=== READING PASSAGE ===

The days of rioting had been severe. Twenty-five black residents and nine white residents had been killed. Of the 25 African Americans, 17 had been killed by white policemen. The number injured, including police, approached 700 while the property damage, including looted merchandise, destroyed stores, and burned automobiles, amounted to $2 million. The Axis Powers were quick to point out that the riot was symptomatic of a weak nation. The German-controlled Vichy radio broadcasted that the riot revealed "the internal disorganization of a country torn by social injustice, race hatreds, regional disputes, the violence of an irritated proletariat, and the gangsterism of a capitalistic police."
The riot was another, although especially violent, manifestation of racism in the city of Detroit. Governor Kelly appointed a fact-finding committee to investigate the cause and the nature of the conflict. Yet the committee's investigation was far from thorough and quickly laid the blame on the city's black population. Even in the subsequent trial of some of the black teenagers who had been involved in the initial fighting at Belle Isle, the jury was wholly composed of white members whose judgment had already been swayed by the boys' "conviction" in the press and by the Governor's committee. Equally disappointing in the aftermath of the riot was the lack of attention paid by President Roosevelt. Many had hoped he would address the riot and the country's racial problems in one of his "Fireside Chats." Yet fearing protests from the southern wing of his own party, Roosevelt followed his advisors' advice that such a discussion would be "unwise." His comment on the riot came only in a letter to a New York Congressman in which he stated, "I share your feeling that the recent outbreaks of violence in widely scattered parts of the country endanger our national unity and comfort our enemies. I am sure that every true American regrets them."
Explanation of the causes of the riot reflected the fanaticism of the time. In Mississippi, theJackson Daily News blamed the riot on Eleanor Roosevelt's efforts toward social equality stating, "In Detroit, a city noted for the growing impudence and insolence of its Negro population, an attempt was made to put your preachments into practice, Mrs. Roosevelt." Representative Martin Dies of Texas, chairman of the House Un-American Activities Committee, assigned blame on the Japanese-Americans who "had infiltrated Detroit's Negro population to spread hatred of the white man and disrupt the war effort." Hysteria about subversive Axis attempts to weaken the nation abounded. Yet the lack of constructive action to ameliorate the causes of the riot left conditions just as explosive as they had been before.
One month after the outbreak in Detroit, another riot erupted in New York City's West Harlem. Again the U.S. Army had to intervene. Troops occupied Detroit for six months until Roosevelt felt it was safe to pull them out in January of 1944. Racial conflicts would not appear on such a visible and widespread scale again until the Civil Rights movement just one decade later.

===

**REQUIRED ACTIONS:**
1: In the passage on the Detroit riot, why did President Roosevelt not discuss the riot in one of his "Fireside Chats"? Answer in one to three sentences.
2: Reproduce everything in the passage on the Detroit riot from "Explanation of the" down to "had been before.".

=== SUPPLIED INFORMATION ===

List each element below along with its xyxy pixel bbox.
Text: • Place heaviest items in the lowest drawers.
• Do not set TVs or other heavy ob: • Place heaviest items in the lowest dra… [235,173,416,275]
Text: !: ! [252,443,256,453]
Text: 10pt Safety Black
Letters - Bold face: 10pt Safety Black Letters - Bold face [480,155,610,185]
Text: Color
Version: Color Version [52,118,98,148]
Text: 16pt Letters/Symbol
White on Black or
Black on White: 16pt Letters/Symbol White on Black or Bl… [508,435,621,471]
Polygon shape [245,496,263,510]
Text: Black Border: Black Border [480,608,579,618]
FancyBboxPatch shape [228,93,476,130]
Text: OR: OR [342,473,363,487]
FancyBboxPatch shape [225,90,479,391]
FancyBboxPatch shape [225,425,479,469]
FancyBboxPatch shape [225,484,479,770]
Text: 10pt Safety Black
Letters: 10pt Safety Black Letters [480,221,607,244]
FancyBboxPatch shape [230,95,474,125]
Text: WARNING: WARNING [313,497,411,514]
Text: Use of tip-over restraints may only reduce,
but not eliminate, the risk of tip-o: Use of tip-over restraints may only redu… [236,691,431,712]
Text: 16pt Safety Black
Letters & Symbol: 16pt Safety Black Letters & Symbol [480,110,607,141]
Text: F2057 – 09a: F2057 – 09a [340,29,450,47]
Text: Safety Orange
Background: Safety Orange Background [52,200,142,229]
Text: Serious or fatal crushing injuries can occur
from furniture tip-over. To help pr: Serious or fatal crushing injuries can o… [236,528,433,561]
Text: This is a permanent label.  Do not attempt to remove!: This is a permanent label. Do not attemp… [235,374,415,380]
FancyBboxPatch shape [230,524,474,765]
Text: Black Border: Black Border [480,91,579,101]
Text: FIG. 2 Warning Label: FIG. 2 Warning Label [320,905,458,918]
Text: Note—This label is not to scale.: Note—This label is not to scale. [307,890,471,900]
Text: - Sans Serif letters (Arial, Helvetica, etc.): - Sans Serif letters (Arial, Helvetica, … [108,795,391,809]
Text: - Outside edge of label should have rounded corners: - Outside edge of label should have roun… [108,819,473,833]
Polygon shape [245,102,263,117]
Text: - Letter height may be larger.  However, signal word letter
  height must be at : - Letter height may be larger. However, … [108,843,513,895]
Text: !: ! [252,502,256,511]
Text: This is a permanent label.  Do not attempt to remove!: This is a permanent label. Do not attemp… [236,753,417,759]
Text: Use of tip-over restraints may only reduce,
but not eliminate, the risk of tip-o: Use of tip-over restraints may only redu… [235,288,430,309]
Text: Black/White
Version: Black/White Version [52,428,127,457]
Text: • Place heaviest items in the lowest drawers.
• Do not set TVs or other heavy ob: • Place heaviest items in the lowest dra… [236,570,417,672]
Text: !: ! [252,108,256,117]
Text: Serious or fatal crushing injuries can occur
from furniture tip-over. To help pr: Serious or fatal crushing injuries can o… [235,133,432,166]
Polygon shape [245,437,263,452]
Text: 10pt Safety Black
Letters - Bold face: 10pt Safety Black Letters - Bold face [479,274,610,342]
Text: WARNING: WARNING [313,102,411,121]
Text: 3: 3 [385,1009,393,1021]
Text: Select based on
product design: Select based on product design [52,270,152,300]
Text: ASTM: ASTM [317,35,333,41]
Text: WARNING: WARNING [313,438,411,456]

===

**TASK RESPONSES:**
1: Roosevelt feared protests from the southern wing of his own party. He followed his advisors' advice that such a discussion would be "unwise."

2:
Explanation of the causes of the riot reflected the fanaticism of the time. In Mississippi, theJackson Daily News blamed the riot on Eleanor Roosevelt's efforts toward social equality stating, "In Detroit, a city noted for the growing impudence and insolence of its Negro population, an attempt was made to put your preachments into practice, Mrs. Roosevelt." Representative Martin Dies of Texas, chairman of the House Un-American Activities Committee, assigned blame on the Japanese-Americans who "had infiltrated Detroit's Negro population to spread hatred of the white man and disrupt the war effort." Hysteria about subversive Axis attempts to weaken the nation abounded. Yet the lack of constructive action to ameliorate the causes of the riot left conditions just as explosive as they had been before.